Recorded data:
=======

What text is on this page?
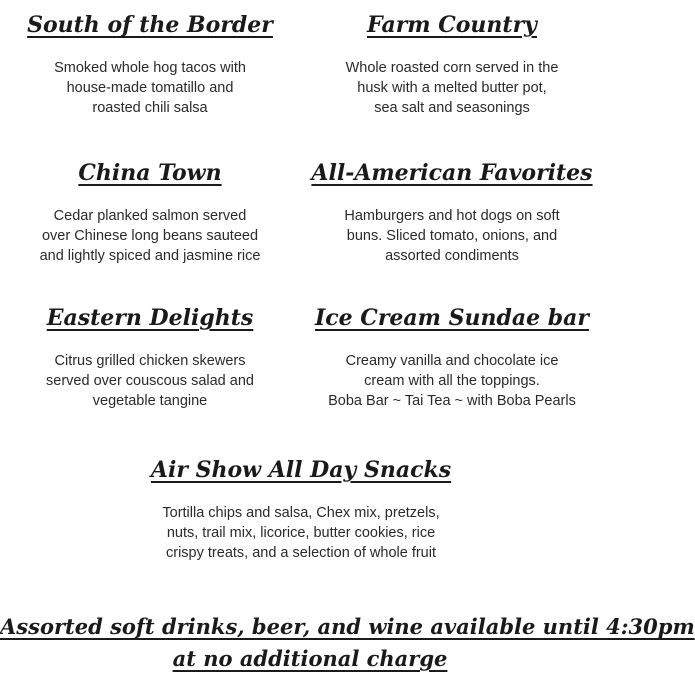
South of the Border
Smoked whole hog tacos with
house-made tomatillo and
roasted chili salsa
Farm Country
Whole roasted corn served in the
husk with a melted butter pot,
sea salt and seasonings
China Town
Cedar planked salmon served
over Chinese long beans sauteed
and lightly spiced and jasmine rice
All-American Favorites
Hamburgers and hot dogs on soft
buns. Sliced tomato, onions, and
assorted condiments
Eastern Delights
Citrus grilled chicken skewers
served over couscous salad and
vegetable tangine
Ice Cream Sundae bar
Creamy vanilla and chocolate ice
cream with all the toppings.
Boba Bar ~ Tai Tea ~ with Boba Pearls
Air Show All Day Snacks
Tortilla chips and salsa, Chex mix, pretzels,
nuts, trail mix, licorice, butter cookies, rice
crispy treats, and a selection of whole fruit
Assorted soft drinks, beer, and wine available until 4:30pm
at no additional charge
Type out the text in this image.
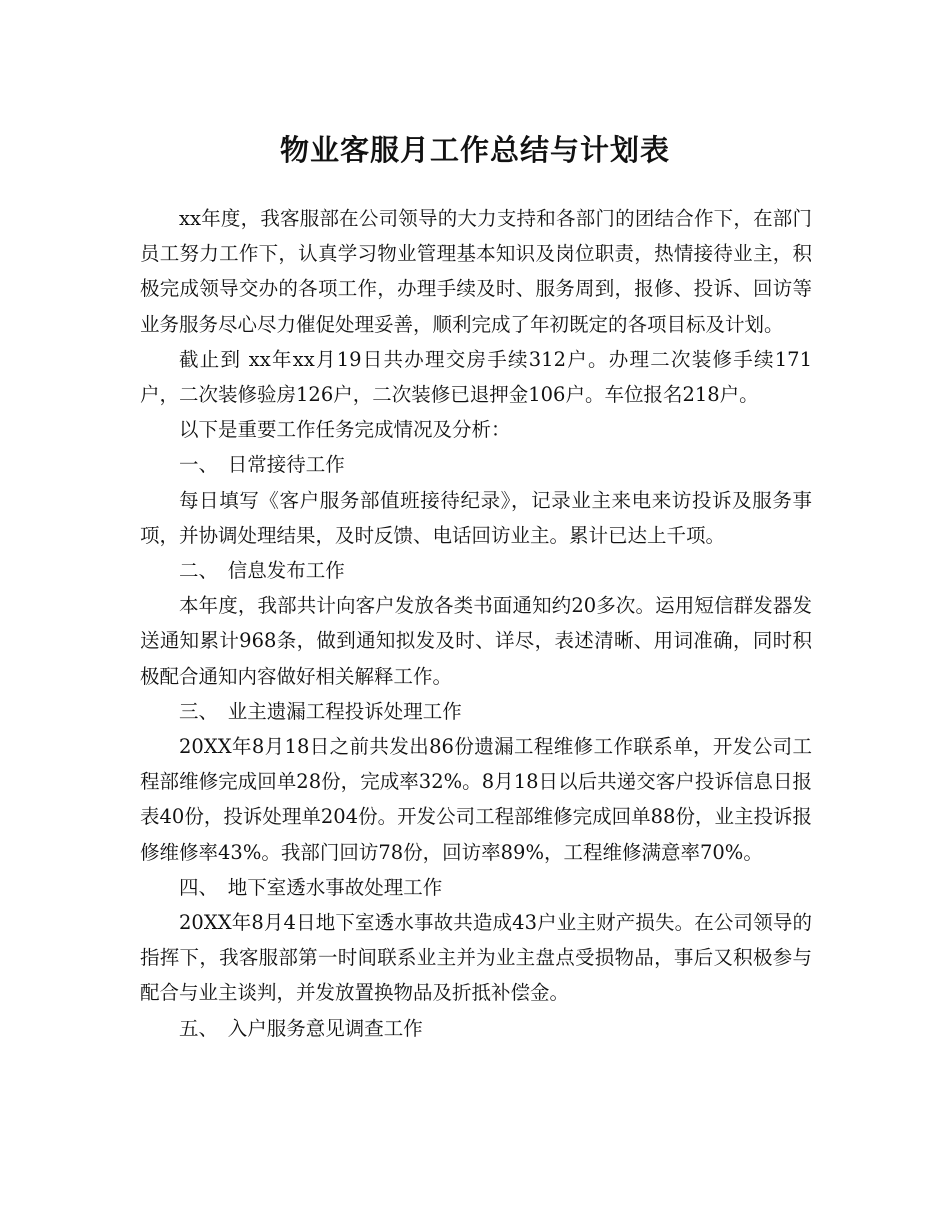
物业客服月工作总结与计划表

xx年度，我客服部在公司领导的大力支持和各部门的团结合作下，在部门员工努力工作下，认真学习物业管理基本知识及岗位职责，热情接待业主，积极完成领导交办的各项工作，办理手续及时、服务周到，报修、投诉、回访等业务服务尽心尽力催促处理妥善，顺利完成了年初既定的各项目标及计划。

截止到 xx年xx月19日共办理交房手续312户。办理二次装修手续171户，二次装修验房126户，二次装修已退押金106户。车位报名218户。

以下是重要工作任务完成情况及分析：

一、　日常接待工作

每日填写《客户服务部值班接待纪录》，记录业主来电来访投诉及服务事项，并协调处理结果，及时反馈、电话回访业主。累计已达上千项。

二、　信息发布工作

本年度，我部共计向客户发放各类书面通知约20多次。运用短信群发器发送通知累计968条，做到通知拟发及时、详尽，表述清晰、用词准确，同时积极配合通知内容做好相关解释工作。

三、　业主遗漏工程投诉处理工作

20XX年8月18日之前共发出86份遗漏工程维修工作联系单，开发公司工程部维修完成回单28份，完成率32%。8月18日以后共递交客户投诉信息日报表40份，投诉处理单204份。开发公司工程部维修完成回单88份，业主投诉报修维修率43%。我部门回访78份，回访率89%，工程维修满意率70%。

四、　地下室透水事故处理工作

20XX年8月4日地下室透水事故共造成43户业主财产损失。在公司领导的指挥下，我客服部第一时间联系业主并为业主盘点受损物品，事后又积极参与配合与业主谈判，并发放置换物品及折抵补偿金。

五、　入户服务意见调查工作
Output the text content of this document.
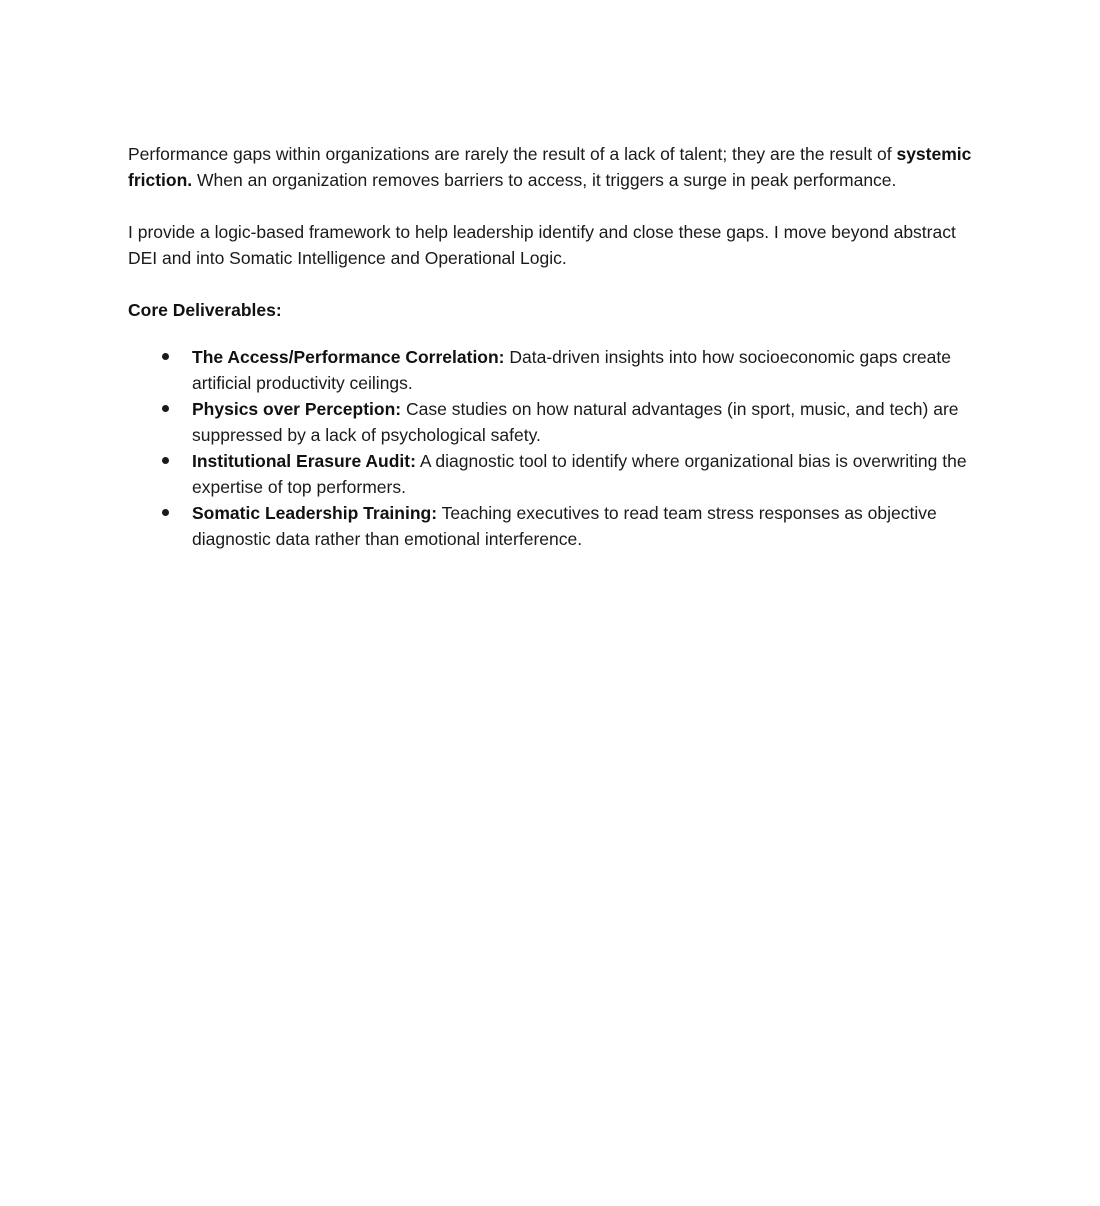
Performance gaps within organizations are rarely the result of a lack of talent; they are the result of systemic friction. When an organization removes barriers to access, it triggers a surge in peak performance.

I provide a logic-based framework to help leadership identify and close these gaps. I move beyond abstract DEI and into Somatic Intelligence and Operational Logic.

Core Deliverables:
The Access/Performance Correlation: Data-driven insights into how socioeconomic gaps create artificial productivity ceilings.
Physics over Perception: Case studies on how natural advantages (in sport, music, and tech) are suppressed by a lack of psychological safety.
Institutional Erasure Audit: A diagnostic tool to identify where organizational bias is overwriting the expertise of top performers.
Somatic Leadership Training: Teaching executives to read team stress responses as objective diagnostic data rather than emotional interference.
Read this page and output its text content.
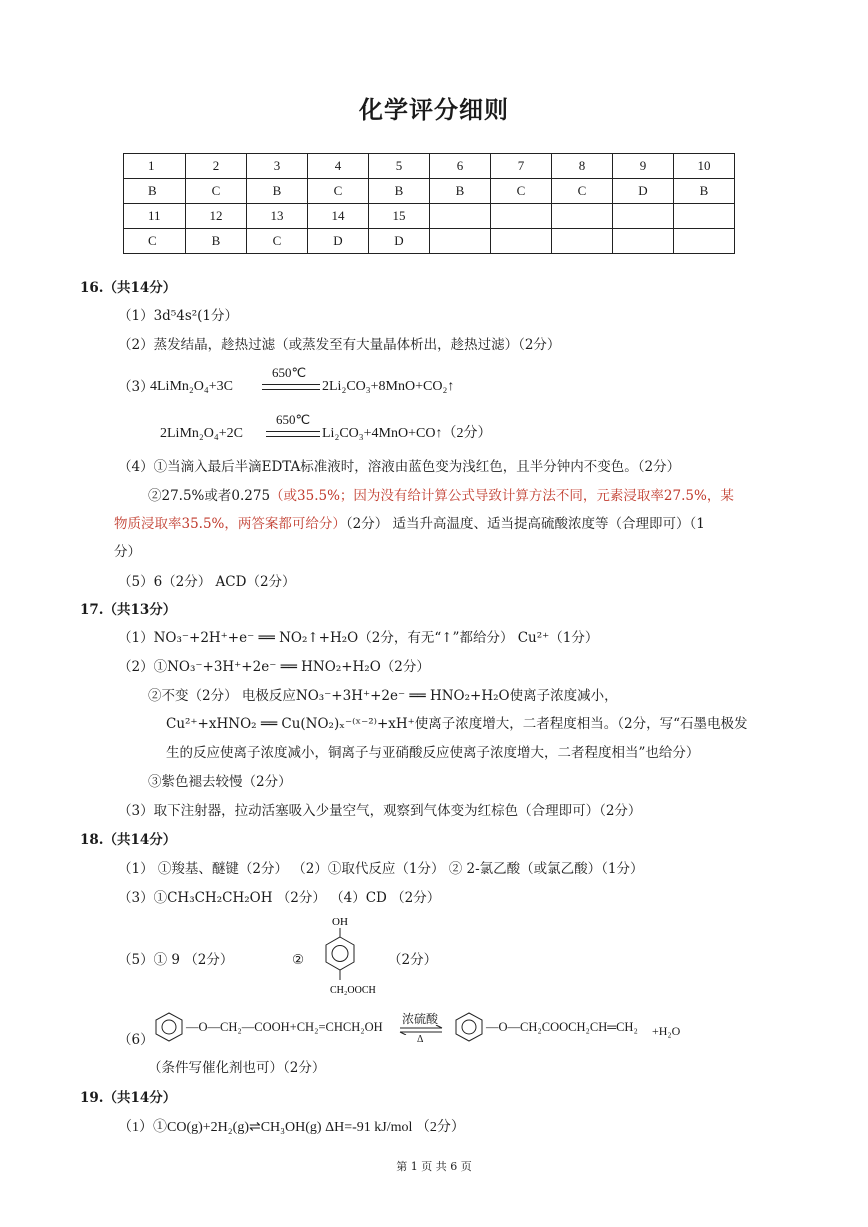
化学评分细则
1	2	3	4	5	6	7	8	9	10
B	C	B	C	B	B	C	C	D	B
11	12	13	14	15					
C	B	C	D	D					
16.（共14分）
（1）3d⁵4s²(1分）
（2）蒸发结晶，趁热过滤（或蒸发至有大量晶体析出，趁热过滤）（2分）
（3）
4LiMn₂O₄+3C
650℃
2Li₂CO₃+8MnO+CO₂↑
2LiMn₂O₄+2C
650℃
Li₂CO₃+4MnO+CO↑（2分）
（4）①当滴入最后半滴EDTA标准液时，溶液由蓝色变为浅红色，且半分钟内不变色。（2分）
②27.5%或者0.275（或35.5%；因为没有给计算公式导致计算方法不同，元素浸取率27.5%，某
物质浸取率35.5%，两答案都可给分）（2分） 适当升高温度、适当提高硫酸浓度等（合理即可）（1
分）
（5）6（2分） ACD（2分）
17.（共13分）
（1）NO₃⁻+2H⁺+e⁻ ══ NO₂↑+H₂O（2分，有无“↑”都给分） Cu²⁺（1分）
（2）①NO₃⁻+3H⁺+2e⁻ ══ HNO₂+H₂O（2分）
②不变（2分） 电极反应NO₃⁻+3H⁺+2e⁻ ══ HNO₂+H₂O使离子浓度减小，
Cu²⁺+xHNO₂ ══ Cu(NO₂)ₓ⁻⁽ˣ⁻²⁾+xH⁺使离子浓度增大，二者程度相当。（2分，写“石墨电极发
生的反应使离子浓度减小，铜离子与亚硝酸反应使离子浓度增大，二者程度相当”也给分）
③紫色褪去较慢（2分）
（3）取下注射器，拉动活塞吸入少量空气，观察到气体变为红棕色（合理即可）（2分）
18.（共14分）
（1） ①羧基、醚键（2分） （2）①取代反应（1分） ② 2-氯乙酸（或氯乙酸）（1分）
（3）①CH₃CH₂CH₂OH （2分） （4）CD （2分）
（5）① 9 （2分）	②
OH
CH₂OOCH
（2分）
（6）
—O—CH₂—COOH+CH₂=CHCH₂OH
浓硫酸
Δ
—O—CH₂COOCH₂CH═CH₂ +H₂O
（条件写催化剂也可）（2分）
19.（共14分）
（1）①CO(g)+2H₂(g)⇌CH₃OH(g) ΔH=-91 kJ/mol （2分）
第 1 页 共 6 页
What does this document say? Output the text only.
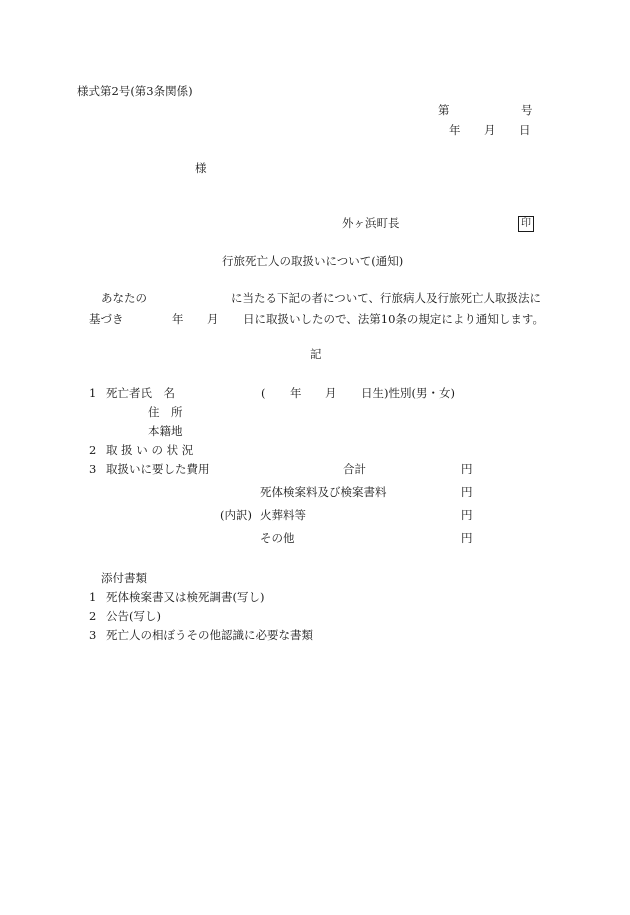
様式第2号(第3条関係)
第	号
年 月 日
様
外ヶ浜町長	印
行旅死亡人の取扱いについて(通知)
あなたの	に当たる下記の者について、行旅病人及行旅死亡人取扱法に
基づき	年 月 日に取扱いしたので、法第10条の規定により通知します。
記
1 死亡者氏　名	( 年 月 日生)性別(男・女)
住　所
本籍地
2 取 扱 い の 状 況
3 取扱いに要した費用	合計	円
死体検案料及び検案書料	円
(内訳) 火葬料等	円
その他	円
添付書類
1 死体検案書又は検死調書(写し)
2 公告(写し)
3 死亡人の相ぼうその他認識に必要な書類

=======

Print all of the entries word for word. Skip any images they contain.

What text is on this page?
South of the Border
Smoked whole hog tacos with
house-made tomatillo and
roasted chili salsa
Farm Country
Whole roasted corn served in the
husk with a melted butter pot,
sea salt and seasonings
China Town
Cedar planked salmon served
over Chinese long beans sauteed
and lightly spiced and jasmine rice
All-American Favorites
Hamburgers and hot dogs on soft
buns. Sliced tomato, onions, and
assorted condiments
Eastern Delights
Citrus grilled chicken skewers
served over couscous salad and
vegetable tangine
Ice Cream Sundae bar
Creamy vanilla and chocolate ice
cream with all the toppings.
Boba Bar ~ Tai Tea ~ with Boba Pearls
Air Show All Day Snacks
Tortilla chips and salsa, Chex mix, pretzels,
nuts, trail mix, licorice, butter cookies, rice
crispy treats, and a selection of whole fruit
Assorted soft drinks, beer, and wine available until 4:30pm
at no additional charge
Type out the text in this image.
物业客服月工作总结与计划表

xx年度，我客服部在公司领导的大力支持和各部门的团结合作下，在部门员工努力工作下，认真学习物业管理基本知识及岗位职责，热情接待业主，积极完成领导交办的各项工作，办理手续及时、服务周到，报修、投诉、回访等业务服务尽心尽力催促处理妥善，顺利完成了年初既定的各项目标及计划。

截止到 xx年xx月19日共办理交房手续312户。办理二次装修手续171户，二次装修验房126户，二次装修已退押金106户。车位报名218户。

以下是重要工作任务完成情况及分析：

一、　日常接待工作

每日填写《客户服务部值班接待纪录》，记录业主来电来访投诉及服务事项，并协调处理结果，及时反馈、电话回访业主。累计已达上千项。

二、　信息发布工作

本年度，我部共计向客户发放各类书面通知约20多次。运用短信群发器发送通知累计968条，做到通知拟发及时、详尽，表述清晰、用词准确，同时积极配合通知内容做好相关解释工作。

三、　业主遗漏工程投诉处理工作

20XX年8月18日之前共发出86份遗漏工程维修工作联系单，开发公司工程部维修完成回单28份，完成率32%。8月18日以后共递交客户投诉信息日报表40份，投诉处理单204份。开发公司工程部维修完成回单88份，业主投诉报修维修率43%。我部门回访78份，回访率89%，工程维修满意率70%。

四、　地下室透水事故处理工作

20XX年8月4日地下室透水事故共造成43户业主财产损失。在公司领导的指挥下，我客服部第一时间联系业主并为业主盘点受损物品，事后又积极参与配合与业主谈判，并发放置换物品及折抵补偿金。

五、　入户服务意见调查工作
Output the text content of this document.
Performance gaps within organizations are rarely the result of a lack of talent; they are the result of systemic friction. When an organization removes barriers to access, it triggers a surge in peak performance.

I provide a logic-based framework to help leadership identify and close these gaps. I move beyond abstract DEI and into Somatic Intelligence and Operational Logic.

Core Deliverables:
The Access/Performance Correlation: Data-driven insights into how socioeconomic gaps create artificial productivity ceilings.
Physics over Perception: Case studies on how natural advantages (in sport, music, and tech) are suppressed by a lack of psychological safety.
Institutional Erasure Audit: A diagnostic tool to identify where organizational bias is overwriting the expertise of top performers.
Somatic Leadership Training: Teaching executives to read team stress responses as objective diagnostic data rather than emotional interference.
Read this page and output its text content.
化学评分细则
1	2	3	4	5	6	7	8	9	10
B	C	B	C	B	B	C	C	D	B
11	12	13	14	15					
C	B	C	D	D					
16.（共14分）
（1）3d⁵4s²(1分）
（2）蒸发结晶，趁热过滤（或蒸发至有大量晶体析出，趁热过滤）（2分）
（3）
4LiMn₂O₄+3C
650℃
2Li₂CO₃+8MnO+CO₂↑
2LiMn₂O₄+2C
650℃
Li₂CO₃+4MnO+CO↑（2分）
（4）①当滴入最后半滴EDTA标准液时，溶液由蓝色变为浅红色，且半分钟内不变色。（2分）
②27.5%或者0.275（或35.5%；因为没有给计算公式导致计算方法不同，元素浸取率27.5%，某
物质浸取率35.5%，两答案都可给分）（2分） 适当升高温度、适当提高硫酸浓度等（合理即可）（1
分）
（5）6（2分） ACD（2分）
17.（共13分）
（1）NO₃⁻+2H⁺+e⁻ ══ NO₂↑+H₂O（2分，有无“↑”都给分） Cu²⁺（1分）
（2）①NO₃⁻+3H⁺+2e⁻ ══ HNO₂+H₂O（2分）
②不变（2分） 电极反应NO₃⁻+3H⁺+2e⁻ ══ HNO₂+H₂O使离子浓度减小，
Cu²⁺+xHNO₂ ══ Cu(NO₂)ₓ⁻⁽ˣ⁻²⁾+xH⁺使离子浓度增大，二者程度相当。（2分，写“石墨电极发
生的反应使离子浓度减小，铜离子与亚硝酸反应使离子浓度增大，二者程度相当”也给分）
③紫色褪去较慢（2分）
（3）取下注射器，拉动活塞吸入少量空气，观察到气体变为红棕色（合理即可）（2分）
18.（共14分）
（1） ①羧基、醚键（2分） （2）①取代反应（1分） ② 2-氯乙酸（或氯乙酸）（1分）
（3）①CH₃CH₂CH₂OH （2分） （4）CD （2分）
（5）① 9 （2分）	②
OH
CH₂OOCH
（2分）
（6）
—O—CH₂—COOH+CH₂=CHCH₂OH
浓硫酸
Δ
—O—CH₂COOCH₂CH═CH₂ +H₂O
（条件写催化剂也可）（2分）
19.（共14分）
（1）①CO(g)+2H₂(g)⇌CH₃OH(g) ΔH=-91 kJ/mol （2分）
第 1 页 共 6 页
What does this document say? Output the text only.
様式第2号(第3条関係)
第	号
年 月 日
様
外ヶ浜町長	印
行旅死亡人の取扱いについて(通知)
あなたの	に当たる下記の者について、行旅病人及行旅死亡人取扱法に
基づき	年 月 日に取扱いしたので、法第10条の規定により通知します。
記
1 死亡者氏　名	( 年 月 日生)性別(男・女)
住　所
本籍地
2 取 扱 い の 状 況
3 取扱いに要した費用	合計	円
死体検案料及び検案書料	円
(内訳) 火葬料等	円
その他	円
添付書類
1 死体検案書又は検死調書(写し)
2 公告(写し)
3 死亡人の相ぼうその他認識に必要な書類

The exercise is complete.